# Information provided start

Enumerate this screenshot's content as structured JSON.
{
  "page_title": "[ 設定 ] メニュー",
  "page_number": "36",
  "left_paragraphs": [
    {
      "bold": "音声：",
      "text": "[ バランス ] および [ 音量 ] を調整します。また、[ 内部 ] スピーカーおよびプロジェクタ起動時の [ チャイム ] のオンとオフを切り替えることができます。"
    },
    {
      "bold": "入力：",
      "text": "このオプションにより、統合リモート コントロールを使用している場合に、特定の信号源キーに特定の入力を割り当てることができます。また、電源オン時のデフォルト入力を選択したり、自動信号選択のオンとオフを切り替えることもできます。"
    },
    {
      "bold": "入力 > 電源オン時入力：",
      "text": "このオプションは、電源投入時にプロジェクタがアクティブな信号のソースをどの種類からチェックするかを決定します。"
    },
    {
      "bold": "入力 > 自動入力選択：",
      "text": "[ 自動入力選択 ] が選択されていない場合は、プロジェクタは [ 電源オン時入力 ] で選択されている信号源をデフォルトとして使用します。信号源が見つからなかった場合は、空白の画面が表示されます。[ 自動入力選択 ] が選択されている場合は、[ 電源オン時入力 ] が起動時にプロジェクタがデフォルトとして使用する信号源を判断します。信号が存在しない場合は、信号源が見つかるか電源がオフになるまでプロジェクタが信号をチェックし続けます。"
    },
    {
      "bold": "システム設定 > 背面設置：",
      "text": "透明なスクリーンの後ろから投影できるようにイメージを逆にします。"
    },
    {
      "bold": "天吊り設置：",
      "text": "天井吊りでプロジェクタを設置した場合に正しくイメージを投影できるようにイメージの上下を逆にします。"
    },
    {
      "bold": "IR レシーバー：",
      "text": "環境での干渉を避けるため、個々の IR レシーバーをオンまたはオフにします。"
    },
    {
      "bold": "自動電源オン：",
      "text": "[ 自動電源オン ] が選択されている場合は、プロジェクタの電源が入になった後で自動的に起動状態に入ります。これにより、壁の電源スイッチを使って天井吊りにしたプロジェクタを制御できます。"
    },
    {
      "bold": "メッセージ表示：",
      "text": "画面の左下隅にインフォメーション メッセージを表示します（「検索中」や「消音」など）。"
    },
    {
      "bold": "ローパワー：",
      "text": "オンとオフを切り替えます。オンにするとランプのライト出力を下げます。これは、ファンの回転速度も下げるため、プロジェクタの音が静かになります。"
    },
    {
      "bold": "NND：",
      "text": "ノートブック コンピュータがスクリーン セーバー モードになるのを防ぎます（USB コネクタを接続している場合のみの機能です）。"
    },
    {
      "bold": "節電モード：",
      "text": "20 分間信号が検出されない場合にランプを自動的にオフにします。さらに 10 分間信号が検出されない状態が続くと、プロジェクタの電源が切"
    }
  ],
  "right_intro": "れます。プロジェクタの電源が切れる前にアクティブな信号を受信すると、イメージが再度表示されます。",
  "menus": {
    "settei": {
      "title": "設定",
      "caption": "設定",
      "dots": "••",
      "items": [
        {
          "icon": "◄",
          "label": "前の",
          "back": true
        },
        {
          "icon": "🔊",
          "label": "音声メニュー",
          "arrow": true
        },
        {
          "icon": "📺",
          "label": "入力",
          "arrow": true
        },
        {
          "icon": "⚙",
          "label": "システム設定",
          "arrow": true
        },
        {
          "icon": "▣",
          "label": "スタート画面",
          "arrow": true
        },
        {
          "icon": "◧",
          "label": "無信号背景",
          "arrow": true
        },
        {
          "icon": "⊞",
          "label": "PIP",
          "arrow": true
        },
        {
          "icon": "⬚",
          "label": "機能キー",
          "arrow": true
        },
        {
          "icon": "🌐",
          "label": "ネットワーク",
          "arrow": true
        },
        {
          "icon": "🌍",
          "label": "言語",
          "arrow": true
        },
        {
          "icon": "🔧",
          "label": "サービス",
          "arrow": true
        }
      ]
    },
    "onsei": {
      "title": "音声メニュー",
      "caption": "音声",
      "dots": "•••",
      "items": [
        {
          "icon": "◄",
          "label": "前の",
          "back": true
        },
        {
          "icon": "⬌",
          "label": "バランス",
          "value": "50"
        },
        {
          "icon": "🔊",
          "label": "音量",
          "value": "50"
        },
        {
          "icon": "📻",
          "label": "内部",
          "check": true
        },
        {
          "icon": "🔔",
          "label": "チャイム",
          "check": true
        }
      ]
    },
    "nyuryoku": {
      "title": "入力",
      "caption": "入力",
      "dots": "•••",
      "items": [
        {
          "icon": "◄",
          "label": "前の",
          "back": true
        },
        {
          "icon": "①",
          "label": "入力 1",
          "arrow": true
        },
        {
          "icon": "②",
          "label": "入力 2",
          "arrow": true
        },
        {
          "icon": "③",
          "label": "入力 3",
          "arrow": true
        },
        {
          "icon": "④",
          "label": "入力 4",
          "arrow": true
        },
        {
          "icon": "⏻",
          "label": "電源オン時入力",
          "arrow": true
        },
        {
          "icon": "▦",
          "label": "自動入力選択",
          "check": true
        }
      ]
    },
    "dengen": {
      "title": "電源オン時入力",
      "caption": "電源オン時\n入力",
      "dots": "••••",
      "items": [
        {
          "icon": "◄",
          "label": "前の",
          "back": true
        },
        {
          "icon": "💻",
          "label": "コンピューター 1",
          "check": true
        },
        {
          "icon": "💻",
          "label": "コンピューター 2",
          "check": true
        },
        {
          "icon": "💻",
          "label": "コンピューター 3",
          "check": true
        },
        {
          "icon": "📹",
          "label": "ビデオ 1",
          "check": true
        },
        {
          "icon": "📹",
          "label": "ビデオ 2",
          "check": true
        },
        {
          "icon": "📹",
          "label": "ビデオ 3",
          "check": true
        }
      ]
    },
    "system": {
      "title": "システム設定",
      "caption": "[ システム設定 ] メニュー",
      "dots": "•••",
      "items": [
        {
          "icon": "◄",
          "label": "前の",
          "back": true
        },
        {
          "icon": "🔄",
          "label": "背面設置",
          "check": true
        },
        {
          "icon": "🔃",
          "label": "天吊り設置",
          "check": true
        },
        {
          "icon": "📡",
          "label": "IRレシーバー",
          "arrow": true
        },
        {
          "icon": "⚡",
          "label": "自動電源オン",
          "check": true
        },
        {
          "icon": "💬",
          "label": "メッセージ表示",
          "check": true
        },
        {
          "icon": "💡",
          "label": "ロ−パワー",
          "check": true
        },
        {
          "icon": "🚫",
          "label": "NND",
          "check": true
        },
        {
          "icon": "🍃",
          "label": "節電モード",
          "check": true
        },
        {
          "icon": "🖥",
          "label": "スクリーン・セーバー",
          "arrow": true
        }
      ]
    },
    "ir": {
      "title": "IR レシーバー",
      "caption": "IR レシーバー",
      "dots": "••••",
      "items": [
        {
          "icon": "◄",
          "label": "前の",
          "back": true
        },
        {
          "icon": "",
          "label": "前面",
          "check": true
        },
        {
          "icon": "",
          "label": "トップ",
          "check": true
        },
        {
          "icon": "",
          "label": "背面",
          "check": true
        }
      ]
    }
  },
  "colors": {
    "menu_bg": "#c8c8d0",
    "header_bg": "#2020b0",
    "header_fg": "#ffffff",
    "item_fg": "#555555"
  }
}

# Information provided end

- [Short task]:
Copy every line from the records above that contains the word "バランス".

- [Task output]:
      "text": "[ バランス ] および [ 音量 ] を調整します。また、[ 内部 ] スピーカーおよびプロジェクタ起動時の [ チャイム ] のオンとオフを切り替えることができます。"
          "label": "バランス",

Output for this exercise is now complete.